--- DATA ENTRIES ---
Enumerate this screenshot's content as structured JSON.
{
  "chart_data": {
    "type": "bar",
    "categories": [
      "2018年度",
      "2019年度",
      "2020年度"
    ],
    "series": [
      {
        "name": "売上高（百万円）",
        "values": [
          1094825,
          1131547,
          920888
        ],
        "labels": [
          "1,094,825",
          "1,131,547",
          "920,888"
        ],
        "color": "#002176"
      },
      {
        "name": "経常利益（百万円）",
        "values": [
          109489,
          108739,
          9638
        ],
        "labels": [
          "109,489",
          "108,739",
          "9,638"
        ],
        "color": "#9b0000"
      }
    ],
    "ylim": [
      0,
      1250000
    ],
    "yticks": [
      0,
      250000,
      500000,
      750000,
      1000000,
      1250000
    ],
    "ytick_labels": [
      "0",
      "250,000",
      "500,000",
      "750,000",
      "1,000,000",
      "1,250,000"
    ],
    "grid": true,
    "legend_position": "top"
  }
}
---
**GIVEN TASK**
Using the data above, reproduce every line exactly.

**OUTPUT**
Enumerate this screenshot's content as structured JSON.
{
  "chart_data": {
    "type": "bar",
    "categories": [
      "2018年度",
      "2019年度",
      "2020年度"
    ],
    "series": [
      {
        "name": "売上高（百万円）",
        "values": [
          1094825,
          1131547,
          920888
        ],
        "labels": [
          "1,094,825",
          "1,131,547",
          "920,888"
        ],
        "color": "#002176"
      },
      {
        "name": "経常利益（百万円）",
        "values": [
          109489,
          108739,
          9638
        ],
        "labels": [
          "109,489",
          "108,739",
          "9,638"
        ],
        "color": "#9b0000"
      }
    ],
    "ylim": [
      0,
      1250000
    ],
    "yticks": [
      0,
      250000,
      500000,
      750000,
      1000000,
      1250000
    ],
    "ytick_labels": [
      "0",
      "250,000",
      "500,000",
      "750,000",
      "1,000,000",
      "1,250,000"
    ],
    "grid": true,
    "legend_position": "top"
  }
}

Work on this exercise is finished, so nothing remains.